## Directive
Give every line again exactly as it appears, please, but not the pictures.

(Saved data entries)

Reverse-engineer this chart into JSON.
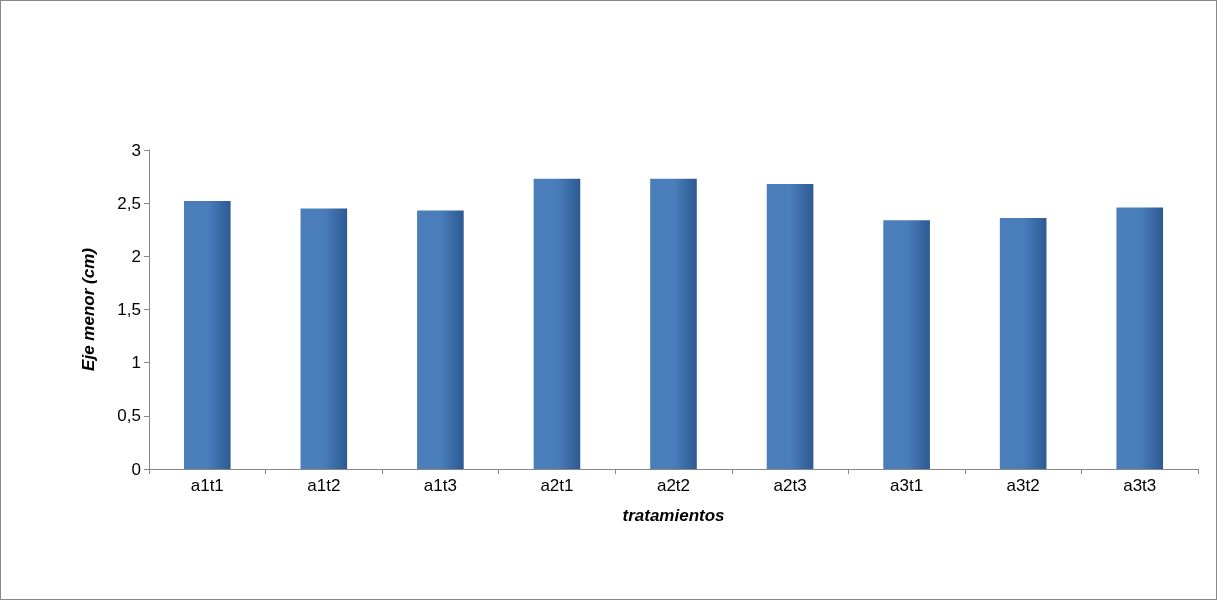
{
  "chart_data": {
    "type": "bar",
    "xlabel": "tratamientos",
    "ylabel": "Eje menor (cm)",
    "categories": [
      "a1t1",
      "a1t2",
      "a1t3",
      "a2t1",
      "a2t2",
      "a2t3",
      "a3t1",
      "a3t2",
      "a3t3"
    ],
    "values": [
      2.52,
      2.45,
      2.43,
      2.73,
      2.73,
      2.68,
      2.34,
      2.36,
      2.46
    ],
    "color": "#4a7ebb",
    "ylim": [
      0,
      3
    ],
    "yticks": [
      0,
      {
        "value": 0.5,
        "label": "0,5"
      },
      1,
      {
        "value": 1.5,
        "label": "1,5"
      },
      2,
      {
        "value": 2.5,
        "label": "2,5"
      },
      3
    ],
    "grid": false
  }
}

## Response to this task
Reverse-engineer this chart into JSON.
{
  "chart_data": {
    "type": "bar",
    "xlabel": "tratamientos",
    "ylabel": "Eje menor (cm)",
    "categories": [
      "a1t1",
      "a1t2",
      "a1t3",
      "a2t1",
      "a2t2",
      "a2t3",
      "a3t1",
      "a3t2",
      "a3t3"
    ],
    "values": [
      2.52,
      2.45,
      2.43,
      2.73,
      2.73,
      2.68,
      2.34,
      2.36,
      2.46
    ],
    "color": "#4a7ebb",
    "ylim": [
      0,
      3
    ],
    "yticks": [
      0,
      {
        "value": 0.5,
        "label": "0,5"
      },
      1,
      {
        "value": 1.5,
        "label": "1,5"
      },
      2,
      {
        "value": 2.5,
        "label": "2,5"
      },
      3
    ],
    "grid": false
  }
}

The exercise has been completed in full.